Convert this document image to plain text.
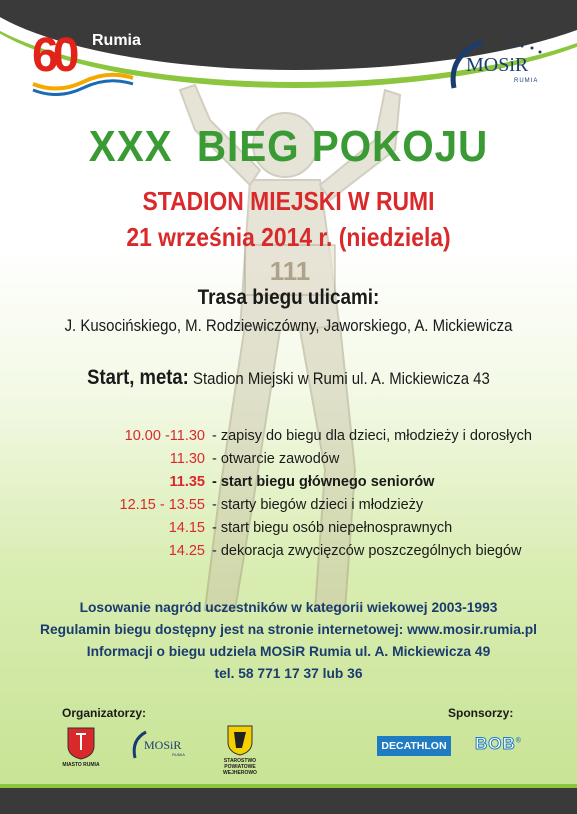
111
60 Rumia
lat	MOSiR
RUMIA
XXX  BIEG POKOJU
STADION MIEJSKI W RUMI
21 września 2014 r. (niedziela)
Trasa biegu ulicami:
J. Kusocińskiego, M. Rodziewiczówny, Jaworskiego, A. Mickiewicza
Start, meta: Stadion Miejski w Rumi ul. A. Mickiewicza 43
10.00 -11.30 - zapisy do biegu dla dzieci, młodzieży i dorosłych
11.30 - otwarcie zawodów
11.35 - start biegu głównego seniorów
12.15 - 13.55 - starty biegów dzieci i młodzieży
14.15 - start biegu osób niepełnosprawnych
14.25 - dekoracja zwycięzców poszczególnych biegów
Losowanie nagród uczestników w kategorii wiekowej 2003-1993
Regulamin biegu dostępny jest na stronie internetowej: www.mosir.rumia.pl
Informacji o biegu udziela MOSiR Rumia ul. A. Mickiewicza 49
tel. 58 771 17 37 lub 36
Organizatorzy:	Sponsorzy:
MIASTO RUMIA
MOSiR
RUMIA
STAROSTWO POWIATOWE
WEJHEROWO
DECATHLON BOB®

++++

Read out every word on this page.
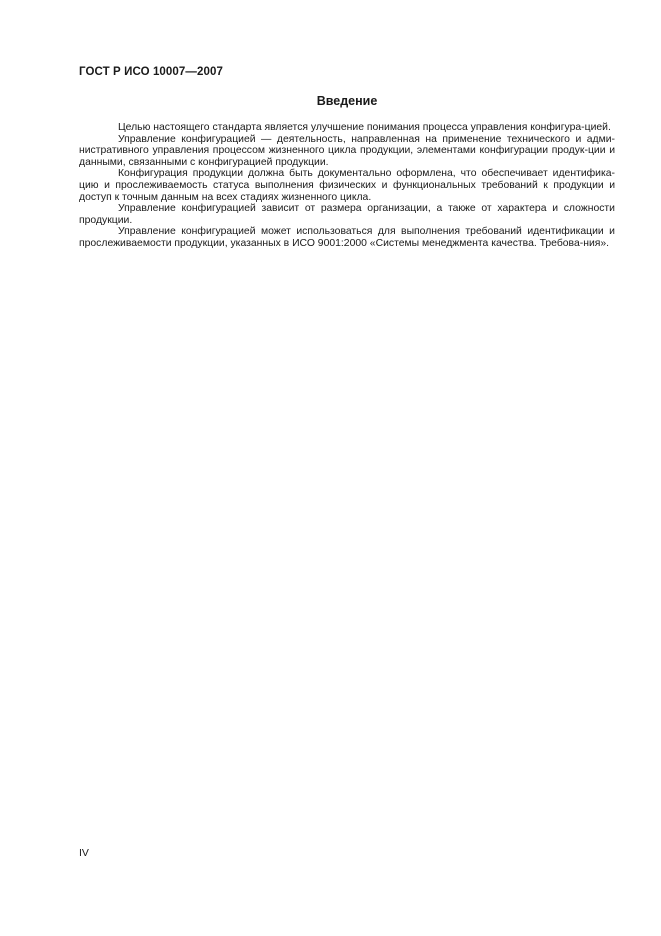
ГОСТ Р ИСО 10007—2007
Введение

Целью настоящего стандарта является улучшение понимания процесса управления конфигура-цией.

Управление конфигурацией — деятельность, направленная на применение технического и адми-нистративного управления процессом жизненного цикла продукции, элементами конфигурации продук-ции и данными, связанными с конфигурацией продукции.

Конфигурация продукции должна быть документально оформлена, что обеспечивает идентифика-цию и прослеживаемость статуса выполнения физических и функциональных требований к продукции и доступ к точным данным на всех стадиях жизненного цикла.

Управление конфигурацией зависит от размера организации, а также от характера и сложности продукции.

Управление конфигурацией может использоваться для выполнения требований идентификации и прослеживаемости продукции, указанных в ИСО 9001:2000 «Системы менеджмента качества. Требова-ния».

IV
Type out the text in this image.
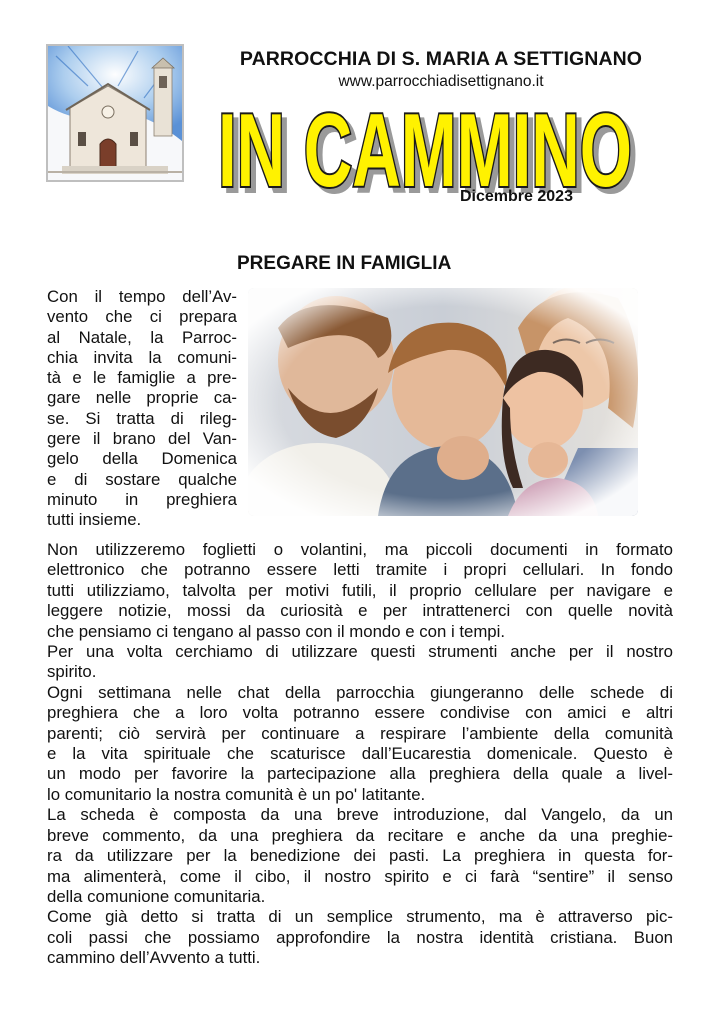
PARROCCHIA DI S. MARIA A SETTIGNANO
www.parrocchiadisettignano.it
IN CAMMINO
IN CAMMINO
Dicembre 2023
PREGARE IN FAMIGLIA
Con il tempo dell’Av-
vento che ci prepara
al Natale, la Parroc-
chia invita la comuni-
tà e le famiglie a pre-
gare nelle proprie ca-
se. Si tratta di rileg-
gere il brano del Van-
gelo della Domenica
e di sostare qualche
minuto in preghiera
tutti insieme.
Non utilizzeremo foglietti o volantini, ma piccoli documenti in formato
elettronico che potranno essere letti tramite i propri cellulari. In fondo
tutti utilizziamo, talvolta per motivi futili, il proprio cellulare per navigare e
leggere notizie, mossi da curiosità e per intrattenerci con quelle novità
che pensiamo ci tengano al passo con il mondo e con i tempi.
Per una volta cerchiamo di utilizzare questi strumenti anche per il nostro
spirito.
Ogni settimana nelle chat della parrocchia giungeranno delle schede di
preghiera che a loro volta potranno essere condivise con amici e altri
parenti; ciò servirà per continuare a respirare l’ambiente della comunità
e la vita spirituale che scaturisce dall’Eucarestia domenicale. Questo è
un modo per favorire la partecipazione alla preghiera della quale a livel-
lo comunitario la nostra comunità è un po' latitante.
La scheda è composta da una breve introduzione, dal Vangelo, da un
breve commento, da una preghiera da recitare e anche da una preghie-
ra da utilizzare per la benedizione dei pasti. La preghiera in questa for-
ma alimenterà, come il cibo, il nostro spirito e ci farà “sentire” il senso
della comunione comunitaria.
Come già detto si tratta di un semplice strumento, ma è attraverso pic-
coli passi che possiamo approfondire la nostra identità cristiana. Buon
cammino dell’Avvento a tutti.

++++

__Problem description__
Write only the number of lines in the data above that include "anche".

__Written answer__
2